- Exercise objective: Print the records below word for word, but leave out the pictures.

**** Data supplied ****

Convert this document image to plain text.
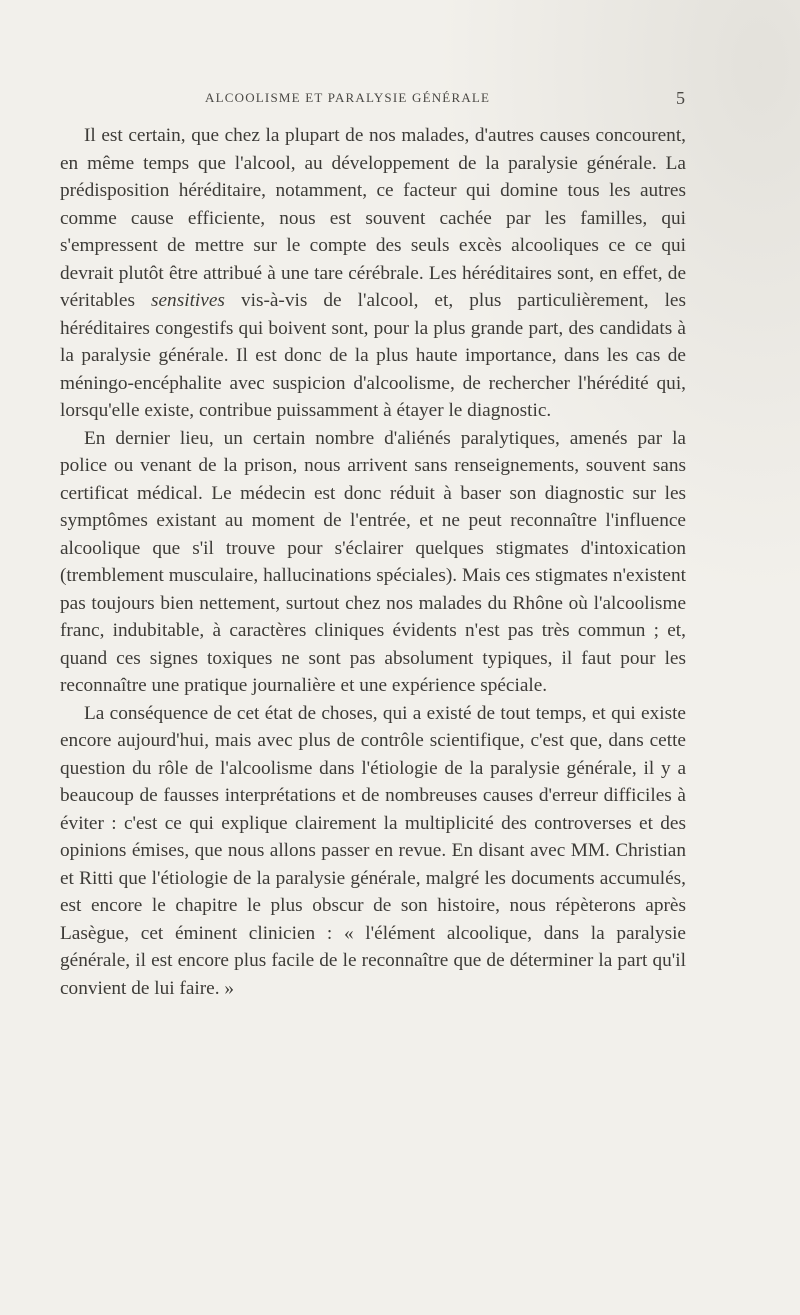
ALCOOLISME ET PARALYSIE GÉNÉRALE	5

Il est certain, que chez la plupart de nos malades, d'autres causes concourent, en même temps que l'alcool, au développement de la paralysie générale. La prédisposition héréditaire, notamment, ce facteur qui domine tous les autres comme cause efficiente, nous est souvent cachée par les familles, qui s'empressent de mettre sur le compte des seuls excès alcooliques ce ce qui devrait plutôt être attribué à une tare cérébrale. Les héréditaires sont, en effet, de véritables sensitives vis-à-vis de l'alcool, et, plus particulièrement, les héréditaires congestifs qui boivent sont, pour la plus grande part, des candidats à la paralysie générale. Il est donc de la plus haute importance, dans les cas de méningo-encéphalite avec suspicion d'alcoolisme, de rechercher l'hérédité qui, lorsqu'elle existe, contribue puissamment à étayer le diagnostic.

En dernier lieu, un certain nombre d'aliénés paralytiques, amenés par la police ou venant de la prison, nous arrivent sans renseignements, souvent sans certificat médical. Le médecin est donc réduit à baser son diagnostic sur les symptômes existant au moment de l'entrée, et ne peut reconnaître l'influence alcoolique que s'il trouve pour s'éclairer quelques stigmates d'intoxication (tremblement musculaire, hallucinations spéciales). Mais ces stigmates n'existent pas toujours bien nettement, surtout chez nos malades du Rhône où l'alcoolisme franc, indubitable, à caractères cliniques évidents n'est pas très commun ; et, quand ces signes toxiques ne sont pas absolument typiques, il faut pour les reconnaître une pratique journalière et une expérience spéciale.

La conséquence de cet état de choses, qui a existé de tout temps, et qui existe encore aujourd'hui, mais avec plus de contrôle scientifique, c'est que, dans cette question du rôle de l'alcoolisme dans l'étiologie de la paralysie générale, il y a beaucoup de fausses interprétations et de nombreuses causes d'erreur difficiles à éviter : c'est ce qui explique clairement la multiplicité des controverses et des opinions émises, que nous allons passer en revue. En disant avec MM. Christian et Ritti que l'étiologie de la paralysie générale, malgré les documents accumulés, est encore le chapitre le plus obscur de son histoire, nous répèterons après Lasègue, cet éminent clinicien : « l'élément alcoolique, dans la paralysie générale, il est encore plus facile de le reconnaître que de déterminer la part qu'il convient de lui faire. »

****

- The solution:
Convert this document image to plain text.
ALCOOLISME ET PARALYSIE GÉNÉRALE	5

Il est certain, que chez la plupart de nos malades, d'autres causes concourent, en même temps que l'alcool, au développement de la paralysie générale. La prédisposition héréditaire, notamment, ce facteur qui domine tous les autres comme cause efficiente, nous est souvent cachée par les familles, qui s'empressent de mettre sur le compte des seuls excès alcooliques ce ce qui devrait plutôt être attribué à une tare cérébrale. Les héréditaires sont, en effet, de véritables sensitives vis-à-vis de l'alcool, et, plus particulièrement, les héréditaires congestifs qui boivent sont, pour la plus grande part, des candidats à la paralysie générale. Il est donc de la plus haute importance, dans les cas de méningo-encéphalite avec suspicion d'alcoolisme, de rechercher l'hérédité qui, lorsqu'elle existe, contribue puissamment à étayer le diagnostic.

En dernier lieu, un certain nombre d'aliénés paralytiques, amenés par la police ou venant de la prison, nous arrivent sans renseignements, souvent sans certificat médical. Le médecin est donc réduit à baser son diagnostic sur les symptômes existant au moment de l'entrée, et ne peut reconnaître l'influence alcoolique que s'il trouve pour s'éclairer quelques stigmates d'intoxication (tremblement musculaire, hallucinations spéciales). Mais ces stigmates n'existent pas toujours bien nettement, surtout chez nos malades du Rhône où l'alcoolisme franc, indubitable, à caractères cliniques évidents n'est pas très commun ; et, quand ces signes toxiques ne sont pas absolument typiques, il faut pour les reconnaître une pratique journalière et une expérience spéciale.

La conséquence de cet état de choses, qui a existé de tout temps, et qui existe encore aujourd'hui, mais avec plus de contrôle scientifique, c'est que, dans cette question du rôle de l'alcoolisme dans l'étiologie de la paralysie générale, il y a beaucoup de fausses interprétations et de nombreuses causes d'erreur difficiles à éviter : c'est ce qui explique clairement la multiplicité des controverses et des opinions émises, que nous allons passer en revue. En disant avec MM. Christian et Ritti que l'étiologie de la paralysie générale, malgré les documents accumulés, est encore le chapitre le plus obscur de son histoire, nous répèterons après Lasègue, cet éminent clinicien : « l'élément alcoolique, dans la paralysie générale, il est encore plus facile de le reconnaître que de déterminer la part qu'il convient de lui faire. »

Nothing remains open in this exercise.